───── PROVIDED DATA ─────
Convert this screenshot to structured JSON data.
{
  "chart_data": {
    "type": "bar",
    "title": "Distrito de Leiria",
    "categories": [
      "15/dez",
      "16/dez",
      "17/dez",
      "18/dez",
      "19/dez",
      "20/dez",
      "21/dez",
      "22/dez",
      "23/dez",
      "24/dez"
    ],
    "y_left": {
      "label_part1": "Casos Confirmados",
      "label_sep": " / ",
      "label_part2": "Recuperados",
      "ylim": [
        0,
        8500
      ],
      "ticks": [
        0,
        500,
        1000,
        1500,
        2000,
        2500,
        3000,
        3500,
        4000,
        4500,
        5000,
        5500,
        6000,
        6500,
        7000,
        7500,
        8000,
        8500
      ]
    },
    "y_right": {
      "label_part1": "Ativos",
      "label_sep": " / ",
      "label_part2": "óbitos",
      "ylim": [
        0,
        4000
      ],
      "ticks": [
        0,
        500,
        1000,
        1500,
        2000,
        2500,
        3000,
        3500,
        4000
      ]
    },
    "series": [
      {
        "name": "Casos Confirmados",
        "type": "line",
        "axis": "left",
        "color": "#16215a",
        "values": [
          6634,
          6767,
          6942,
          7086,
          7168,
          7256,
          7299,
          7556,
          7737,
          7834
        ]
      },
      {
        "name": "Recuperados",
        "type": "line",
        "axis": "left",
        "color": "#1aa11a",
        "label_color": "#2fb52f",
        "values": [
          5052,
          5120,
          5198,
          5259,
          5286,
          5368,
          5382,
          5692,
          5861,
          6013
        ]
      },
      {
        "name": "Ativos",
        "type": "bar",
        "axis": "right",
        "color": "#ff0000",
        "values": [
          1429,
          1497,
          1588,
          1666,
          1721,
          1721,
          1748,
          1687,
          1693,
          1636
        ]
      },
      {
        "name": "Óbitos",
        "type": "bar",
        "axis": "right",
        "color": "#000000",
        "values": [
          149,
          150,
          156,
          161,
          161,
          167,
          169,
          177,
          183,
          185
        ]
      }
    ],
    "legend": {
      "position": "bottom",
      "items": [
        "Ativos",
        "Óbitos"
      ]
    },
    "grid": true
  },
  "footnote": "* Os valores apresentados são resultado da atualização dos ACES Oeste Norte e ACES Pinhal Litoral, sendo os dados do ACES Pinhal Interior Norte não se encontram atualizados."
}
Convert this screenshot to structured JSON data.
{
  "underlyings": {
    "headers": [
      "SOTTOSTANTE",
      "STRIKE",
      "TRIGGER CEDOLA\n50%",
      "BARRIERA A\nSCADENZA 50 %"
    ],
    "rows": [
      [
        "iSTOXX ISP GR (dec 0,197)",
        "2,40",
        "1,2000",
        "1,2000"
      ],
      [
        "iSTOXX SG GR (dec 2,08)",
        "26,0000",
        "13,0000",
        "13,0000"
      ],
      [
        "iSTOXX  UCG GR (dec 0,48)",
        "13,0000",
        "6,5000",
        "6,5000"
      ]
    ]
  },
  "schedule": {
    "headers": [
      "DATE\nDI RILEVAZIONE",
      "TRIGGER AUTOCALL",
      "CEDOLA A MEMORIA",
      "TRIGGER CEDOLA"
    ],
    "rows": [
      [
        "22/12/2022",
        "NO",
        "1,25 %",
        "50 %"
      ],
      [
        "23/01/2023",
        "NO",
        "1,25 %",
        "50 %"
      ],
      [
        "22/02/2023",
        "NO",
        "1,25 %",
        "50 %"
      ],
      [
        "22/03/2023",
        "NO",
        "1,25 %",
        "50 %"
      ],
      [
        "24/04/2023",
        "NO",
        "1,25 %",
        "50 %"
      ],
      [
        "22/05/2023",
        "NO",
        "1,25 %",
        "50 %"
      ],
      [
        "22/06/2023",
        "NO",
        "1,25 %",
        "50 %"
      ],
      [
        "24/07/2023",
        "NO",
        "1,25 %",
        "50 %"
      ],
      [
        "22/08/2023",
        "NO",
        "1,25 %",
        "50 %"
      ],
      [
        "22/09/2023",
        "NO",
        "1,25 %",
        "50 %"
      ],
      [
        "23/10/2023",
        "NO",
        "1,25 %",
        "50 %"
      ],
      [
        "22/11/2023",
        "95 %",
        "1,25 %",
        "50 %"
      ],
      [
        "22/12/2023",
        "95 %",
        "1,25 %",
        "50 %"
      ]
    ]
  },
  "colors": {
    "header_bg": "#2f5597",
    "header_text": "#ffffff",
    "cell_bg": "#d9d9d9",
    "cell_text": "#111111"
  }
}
─────
- WHAT YOU HAVE TO DO -
Write the listing out again, exactly as shown above.

- ANSWER BELOW -
Convert this screenshot to structured JSON data.
{
  "chart_data": {
    "type": "bar",
    "title": "Distrito de Leiria",
    "categories": [
      "15/dez",
      "16/dez",
      "17/dez",
      "18/dez",
      "19/dez",
      "20/dez",
      "21/dez",
      "22/dez",
      "23/dez",
      "24/dez"
    ],
    "y_left": {
      "label_part1": "Casos Confirmados",
      "label_sep": " / ",
      "label_part2": "Recuperados",
      "ylim": [
        0,
        8500
      ],
      "ticks": [
        0,
        500,
        1000,
        1500,
        2000,
        2500,
        3000,
        3500,
        4000,
        4500,
        5000,
        5500,
        6000,
        6500,
        7000,
        7500,
        8000,
        8500
      ]
    },
    "y_right": {
      "label_part1": "Ativos",
      "label_sep": " / ",
      "label_part2": "óbitos",
      "ylim": [
        0,
        4000
      ],
      "ticks": [
        0,
        500,
        1000,
        1500,
        2000,
        2500,
        3000,
        3500,
        4000
      ]
    },
    "series": [
      {
        "name": "Casos Confirmados",
        "type": "line",
        "axis": "left",
        "color": "#16215a",
        "values": [
          6634,
          6767,
          6942,
          7086,
          7168,
          7256,
          7299,
          7556,
          7737,
          7834
        ]
      },
      {
        "name": "Recuperados",
        "type": "line",
        "axis": "left",
        "color": "#1aa11a",
        "label_color": "#2fb52f",
        "values": [
          5052,
          5120,
          5198,
          5259,
          5286,
          5368,
          5382,
          5692,
          5861,
          6013
        ]
      },
      {
        "name": "Ativos",
        "type": "bar",
        "axis": "right",
        "color": "#ff0000",
        "values": [
          1429,
          1497,
          1588,
          1666,
          1721,
          1721,
          1748,
          1687,
          1693,
          1636
        ]
      },
      {
        "name": "Óbitos",
        "type": "bar",
        "axis": "right",
        "color": "#000000",
        "values": [
          149,
          150,
          156,
          161,
          161,
          167,
          169,
          177,
          183,
          185
        ]
      }
    ],
    "legend": {
      "position": "bottom",
      "items": [
        "Ativos",
        "Óbitos"
      ]
    },
    "grid": true
  },
  "footnote": "* Os valores apresentados são resultado da atualização dos ACES Oeste Norte e ACES Pinhal Litoral, sendo os dados do ACES Pinhal Interior Norte não se encontram atualizados."
}
Convert this screenshot to structured JSON data.
{
  "underlyings": {
    "headers": [
      "SOTTOSTANTE",
      "STRIKE",
      "TRIGGER CEDOLA\n50%",
      "BARRIERA A\nSCADENZA 50 %"
    ],
    "rows": [
      [
        "iSTOXX ISP GR (dec 0,197)",
        "2,40",
        "1,2000",
        "1,2000"
      ],
      [
        "iSTOXX SG GR (dec 2,08)",
        "26,0000",
        "13,0000",
        "13,0000"
      ],
      [
        "iSTOXX  UCG GR (dec 0,48)",
        "13,0000",
        "6,5000",
        "6,5000"
      ]
    ]
  },
  "schedule": {
    "headers": [
      "DATE\nDI RILEVAZIONE",
      "TRIGGER AUTOCALL",
      "CEDOLA A MEMORIA",
      "TRIGGER CEDOLA"
    ],
    "rows": [
      [
        "22/12/2022",
        "NO",
        "1,25 %",
        "50 %"
      ],
      [
        "23/01/2023",
        "NO",
        "1,25 %",
        "50 %"
      ],
      [
        "22/02/2023",
        "NO",
        "1,25 %",
        "50 %"
      ],
      [
        "22/03/2023",
        "NO",
        "1,25 %",
        "50 %"
      ],
      [
        "24/04/2023",
        "NO",
        "1,25 %",
        "50 %"
      ],
      [
        "22/05/2023",
        "NO",
        "1,25 %",
        "50 %"
      ],
      [
        "22/06/2023",
        "NO",
        "1,25 %",
        "50 %"
      ],
      [
        "24/07/2023",
        "NO",
        "1,25 %",
        "50 %"
      ],
      [
        "22/08/2023",
        "NO",
        "1,25 %",
        "50 %"
      ],
      [
        "22/09/2023",
        "NO",
        "1,25 %",
        "50 %"
      ],
      [
        "23/10/2023",
        "NO",
        "1,25 %",
        "50 %"
      ],
      [
        "22/11/2023",
        "95 %",
        "1,25 %",
        "50 %"
      ],
      [
        "22/12/2023",
        "95 %",
        "1,25 %",
        "50 %"
      ]
    ]
  },
  "colors": {
    "header_bg": "#2f5597",
    "header_text": "#ffffff",
    "cell_bg": "#d9d9d9",
    "cell_text": "#111111"
  }
}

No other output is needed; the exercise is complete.